**Stated goal 1**.
Repeat the researcher profile below word for word.

Highlight: “Satellites and drones are tools that can be used to answer so many questions without the need for significantly disturbing the landscape further.” – Allison Welch
Background
Allison Welch collecting a total suspended particle (TSP) sample from the high volume TSP sampler. Photo credit: Claudia Czimczik.
Allison’s passion for environmental science began at an early age, sparked by working with trail maintenance crews in high school. This led her to pursue a Bachelor’s degree in environmental science at the University of Florida, minoring in wildlife ecology and conservation and geology. Diverse research experiences throughout her undergraduate degree led her to the University of California, Irvine, where she is currently a PhD candidate working with Dr. Claudia Czimczik on the Biogenic Emissions and Aerosol Response on the North Slope (BEAR-oNS) project, conducting field work at Toolik Lake in Northern Alaska. Allison notes that she is grateful for the Indigenous people who inhabit and steward this land—the Nunamiut, Gwich’in, Koyukuk, and Iñupiaq peoples.
Research Interests
Two aerosol samplers at Toolik Field Starion. The one in front is a medium-volume sampler from which the data collected was not included in this published dataset. The one behind is the high-volume sampler that was used to collect part of the data in this dataset (outfitted with a mosquito net to deter bugs). Photo credit: Allison Welch.

**Input material**.
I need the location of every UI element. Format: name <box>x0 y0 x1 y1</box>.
* * *
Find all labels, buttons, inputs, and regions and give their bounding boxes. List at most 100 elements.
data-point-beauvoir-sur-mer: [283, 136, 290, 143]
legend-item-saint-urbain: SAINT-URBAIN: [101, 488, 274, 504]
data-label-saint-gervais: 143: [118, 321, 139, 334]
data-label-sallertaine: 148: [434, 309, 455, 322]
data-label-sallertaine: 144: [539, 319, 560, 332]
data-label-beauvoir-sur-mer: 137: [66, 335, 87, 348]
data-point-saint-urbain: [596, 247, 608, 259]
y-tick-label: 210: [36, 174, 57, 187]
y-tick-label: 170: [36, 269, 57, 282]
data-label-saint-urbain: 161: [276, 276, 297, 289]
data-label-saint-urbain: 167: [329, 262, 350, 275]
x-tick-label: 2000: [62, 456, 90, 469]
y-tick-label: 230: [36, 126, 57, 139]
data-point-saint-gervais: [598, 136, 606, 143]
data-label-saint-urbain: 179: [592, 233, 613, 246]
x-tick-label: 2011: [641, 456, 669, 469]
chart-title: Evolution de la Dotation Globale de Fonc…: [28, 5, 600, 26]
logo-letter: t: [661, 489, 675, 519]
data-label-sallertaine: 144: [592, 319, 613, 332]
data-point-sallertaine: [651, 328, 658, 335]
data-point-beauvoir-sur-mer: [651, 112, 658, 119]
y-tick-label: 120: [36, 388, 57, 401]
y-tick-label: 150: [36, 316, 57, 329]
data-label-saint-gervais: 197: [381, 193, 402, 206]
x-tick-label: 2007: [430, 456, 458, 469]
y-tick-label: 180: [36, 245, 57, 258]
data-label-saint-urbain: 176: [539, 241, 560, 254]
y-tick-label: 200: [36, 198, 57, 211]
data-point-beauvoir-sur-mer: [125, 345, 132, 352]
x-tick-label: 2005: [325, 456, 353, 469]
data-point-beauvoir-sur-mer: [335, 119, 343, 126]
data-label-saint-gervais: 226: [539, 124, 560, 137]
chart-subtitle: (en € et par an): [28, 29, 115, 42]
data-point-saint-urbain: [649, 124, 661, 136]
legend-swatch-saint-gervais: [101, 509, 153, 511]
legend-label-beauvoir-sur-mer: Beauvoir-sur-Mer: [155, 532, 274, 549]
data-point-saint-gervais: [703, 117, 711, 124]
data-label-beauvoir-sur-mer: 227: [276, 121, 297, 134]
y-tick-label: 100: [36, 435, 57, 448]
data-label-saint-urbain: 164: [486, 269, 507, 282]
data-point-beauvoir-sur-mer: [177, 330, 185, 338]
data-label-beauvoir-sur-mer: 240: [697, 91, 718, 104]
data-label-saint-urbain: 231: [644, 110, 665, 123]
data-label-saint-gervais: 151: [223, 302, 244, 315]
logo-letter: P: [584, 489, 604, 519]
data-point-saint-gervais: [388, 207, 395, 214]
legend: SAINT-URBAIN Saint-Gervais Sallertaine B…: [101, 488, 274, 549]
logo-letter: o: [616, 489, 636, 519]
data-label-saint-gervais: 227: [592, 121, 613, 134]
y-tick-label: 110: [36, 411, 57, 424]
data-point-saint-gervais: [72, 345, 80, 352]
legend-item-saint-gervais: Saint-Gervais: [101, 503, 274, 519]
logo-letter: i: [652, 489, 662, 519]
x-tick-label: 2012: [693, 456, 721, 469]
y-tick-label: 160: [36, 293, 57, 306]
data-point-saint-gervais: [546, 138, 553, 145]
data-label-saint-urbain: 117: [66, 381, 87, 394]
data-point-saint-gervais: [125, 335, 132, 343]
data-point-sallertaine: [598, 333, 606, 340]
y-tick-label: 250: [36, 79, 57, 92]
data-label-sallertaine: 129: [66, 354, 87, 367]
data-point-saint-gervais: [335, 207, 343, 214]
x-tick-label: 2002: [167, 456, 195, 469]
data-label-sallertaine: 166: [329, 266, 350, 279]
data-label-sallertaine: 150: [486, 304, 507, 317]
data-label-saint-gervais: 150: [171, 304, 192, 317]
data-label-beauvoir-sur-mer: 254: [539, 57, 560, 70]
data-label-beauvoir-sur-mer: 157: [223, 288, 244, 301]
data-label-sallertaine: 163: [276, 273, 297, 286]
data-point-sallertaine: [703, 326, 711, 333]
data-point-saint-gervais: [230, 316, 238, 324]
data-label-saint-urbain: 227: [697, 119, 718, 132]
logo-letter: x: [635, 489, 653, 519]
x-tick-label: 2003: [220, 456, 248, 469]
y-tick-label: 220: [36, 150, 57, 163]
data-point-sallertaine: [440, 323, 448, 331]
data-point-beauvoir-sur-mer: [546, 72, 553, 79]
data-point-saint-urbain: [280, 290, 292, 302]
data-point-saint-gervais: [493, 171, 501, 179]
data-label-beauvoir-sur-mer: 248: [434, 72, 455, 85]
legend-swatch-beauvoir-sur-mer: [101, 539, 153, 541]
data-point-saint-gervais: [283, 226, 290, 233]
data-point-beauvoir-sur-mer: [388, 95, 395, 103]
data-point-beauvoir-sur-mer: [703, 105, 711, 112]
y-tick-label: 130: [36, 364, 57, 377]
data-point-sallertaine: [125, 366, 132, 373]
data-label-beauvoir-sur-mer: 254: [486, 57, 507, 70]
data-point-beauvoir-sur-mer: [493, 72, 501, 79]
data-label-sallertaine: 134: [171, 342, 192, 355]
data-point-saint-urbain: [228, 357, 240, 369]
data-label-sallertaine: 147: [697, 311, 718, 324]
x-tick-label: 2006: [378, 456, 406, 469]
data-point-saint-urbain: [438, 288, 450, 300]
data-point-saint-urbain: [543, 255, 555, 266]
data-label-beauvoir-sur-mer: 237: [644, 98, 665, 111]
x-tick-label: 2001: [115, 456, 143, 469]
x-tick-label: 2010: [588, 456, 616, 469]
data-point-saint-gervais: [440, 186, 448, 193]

**Stated goal 2**.
Please render the listing lines, starting with the line with "Find all labels, buttons, inputs, and" and going on through the line with "data-point-saint-urbain: [596, 247, 608, 259]", as a JSON list of strings, one string per line, leaving out blank lines.

**Written reply 1**.
Highlight: “Satellites and drones are tools that can be used to answer so many questions without the need for significantly disturbing the landscape further.” – Allison Welch
Background
Allison Welch collecting a total suspended particle (TSP) sample from the high volume TSP sampler. Photo credit: Claudia Czimczik.
Allison’s passion for environmental science began at an early age, sparked by working with trail maintenance crews in high school. This led her to pursue a Bachelor’s degree in environmental science at the University of Florida, minoring in wildlife ecology and conservation and geology. Diverse research experiences throughout her undergraduate degree led her to the University of California, Irvine, where she is currently a PhD candidate working with Dr. Claudia Czimczik on the Biogenic Emissions and Aerosol Response on the North Slope (BEAR-oNS) project, conducting field work at Toolik Lake in Northern Alaska. Allison notes that she is grateful for the Indigenous people who inhabit and steward this land—the Nunamiut, Gwich’in, Koyukuk, and Iñupiaq peoples.
Research Interests
Two aerosol samplers at Toolik Field Starion. The one in front is a medium-volume sampler from which the data collected was not included in this published dataset. The one behind is the high-volume sampler that was used to collect part of the data in this dataset (outfitted with a mosquito net to deter bugs). Photo credit: Allison Welch.

**Written reply 2**.
[
  "Find all labels, buttons, inputs, and regions and give their bounding boxes. List at most 100 elements.",
  "data-point-beauvoir-sur-mer: [283, 136, 290, 143]",
  "legend-item-saint-urbain: SAINT-URBAIN: [101, 488, 274, 504]",
  "data-label-saint-gervais: 143: [118, 321, 139, 334]",
  "data-label-sallertaine: 148: [434, 309, 455, 322]",
  "data-label-sallertaine: 144: [539, 319, 560, 332]",
  "data-label-beauvoir-sur-mer: 137: [66, 335, 87, 348]",
  "data-point-saint-urbain: [596, 247, 608, 259]"
]